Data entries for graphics
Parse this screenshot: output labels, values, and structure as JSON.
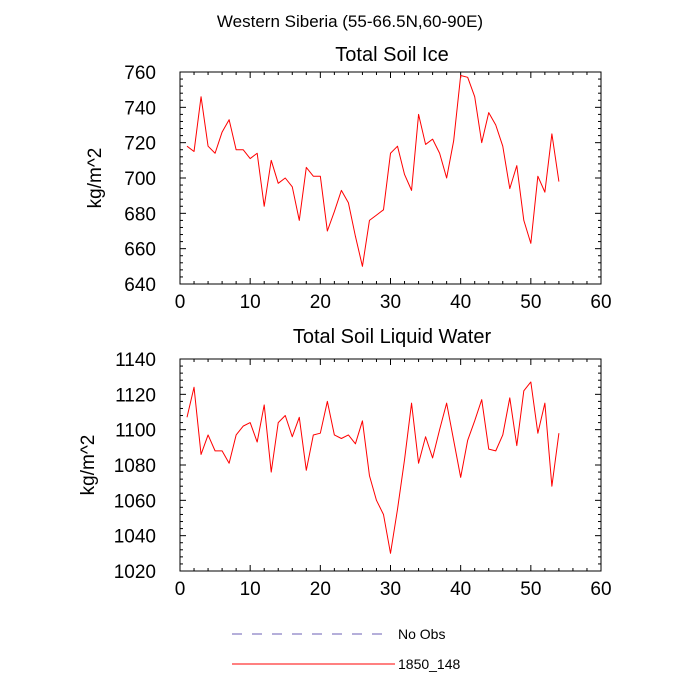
{
  "figure": {
    "title": "Western Siberia (55-66.5N,60-90E)"
  },
  "legend": [
    {
      "label": "No Obs",
      "color": "#6b5fb5",
      "dash": "dashed"
    },
    {
      "label": "1850_148",
      "color": "#ff0000",
      "dash": "solid"
    }
  ],
  "chart_data": [
    {
      "type": "line",
      "title": "Total Soil Ice",
      "xlabel": "",
      "ylabel": "kg/m^2",
      "xlim": [
        0,
        60
      ],
      "ylim": [
        640,
        760
      ],
      "xticks": [
        0,
        10,
        20,
        30,
        40,
        50,
        60
      ],
      "yticks": [
        640,
        660,
        680,
        700,
        720,
        740,
        760
      ],
      "xtick_labels": [
        "0",
        "10",
        "20",
        "30",
        "40",
        "50",
        "60"
      ],
      "ytick_labels": [
        "640",
        "660",
        "680",
        "700",
        "720",
        "740",
        "760"
      ],
      "series": [
        {
          "name": "1850_148",
          "color": "#ff0000",
          "x": [
            1,
            2,
            3,
            4,
            5,
            6,
            7,
            8,
            9,
            10,
            11,
            12,
            13,
            14,
            15,
            16,
            17,
            18,
            19,
            20,
            21,
            22,
            23,
            24,
            25,
            26,
            27,
            28,
            29,
            30,
            31,
            32,
            33,
            34,
            35,
            36,
            37,
            38,
            39,
            40,
            41,
            42,
            43,
            44,
            45,
            46,
            47,
            48,
            49,
            50,
            51,
            52,
            53,
            54
          ],
          "y": [
            718,
            715,
            746,
            718,
            714,
            726,
            733,
            716,
            716,
            711,
            714,
            684,
            710,
            697,
            700,
            695,
            676,
            706,
            701,
            701,
            670,
            681,
            693,
            686,
            667,
            650,
            676,
            679,
            682,
            714,
            718,
            702,
            693,
            736,
            719,
            722,
            714,
            700,
            721,
            758,
            757,
            746,
            720,
            737,
            730,
            718,
            694,
            707,
            676,
            663,
            701,
            692,
            725,
            698
          ]
        }
      ]
    },
    {
      "type": "line",
      "title": "Total Soil Liquid Water",
      "xlabel": "",
      "ylabel": "kg/m^2",
      "xlim": [
        0,
        60
      ],
      "ylim": [
        1020,
        1140
      ],
      "xticks": [
        0,
        10,
        20,
        30,
        40,
        50,
        60
      ],
      "yticks": [
        1020,
        1040,
        1060,
        1080,
        1100,
        1120,
        1140
      ],
      "xtick_labels": [
        "0",
        "10",
        "20",
        "30",
        "40",
        "50",
        "60"
      ],
      "ytick_labels": [
        "1020",
        "1040",
        "1060",
        "1080",
        "1100",
        "1120",
        "1140"
      ],
      "series": [
        {
          "name": "1850_148",
          "color": "#ff0000",
          "x": [
            1,
            2,
            3,
            4,
            5,
            6,
            7,
            8,
            9,
            10,
            11,
            12,
            13,
            14,
            15,
            16,
            17,
            18,
            19,
            20,
            21,
            22,
            23,
            24,
            25,
            26,
            27,
            28,
            29,
            30,
            31,
            32,
            33,
            34,
            35,
            36,
            37,
            38,
            39,
            40,
            41,
            42,
            43,
            44,
            45,
            46,
            47,
            48,
            49,
            50,
            51,
            52,
            53,
            54
          ],
          "y": [
            1107,
            1124,
            1086,
            1097,
            1088,
            1088,
            1081,
            1097,
            1102,
            1104,
            1093,
            1114,
            1076,
            1104,
            1108,
            1096,
            1107,
            1077,
            1097,
            1098,
            1116,
            1097,
            1095,
            1097,
            1092,
            1105,
            1074,
            1060,
            1052,
            1030,
            1055,
            1083,
            1115,
            1081,
            1096,
            1084,
            1100,
            1115,
            1094,
            1073,
            1094,
            1105,
            1117,
            1089,
            1088,
            1097,
            1118,
            1091,
            1122,
            1127,
            1098,
            1115,
            1068,
            1098
          ]
        }
      ]
    }
  ]
}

● The problem: In the lines above, find each one with "color" and list it.

● Written response:
      "color": "#6b5fb5",
      "color": "#ff0000",
          "color": "#ff0000",
          "color": "#ff0000",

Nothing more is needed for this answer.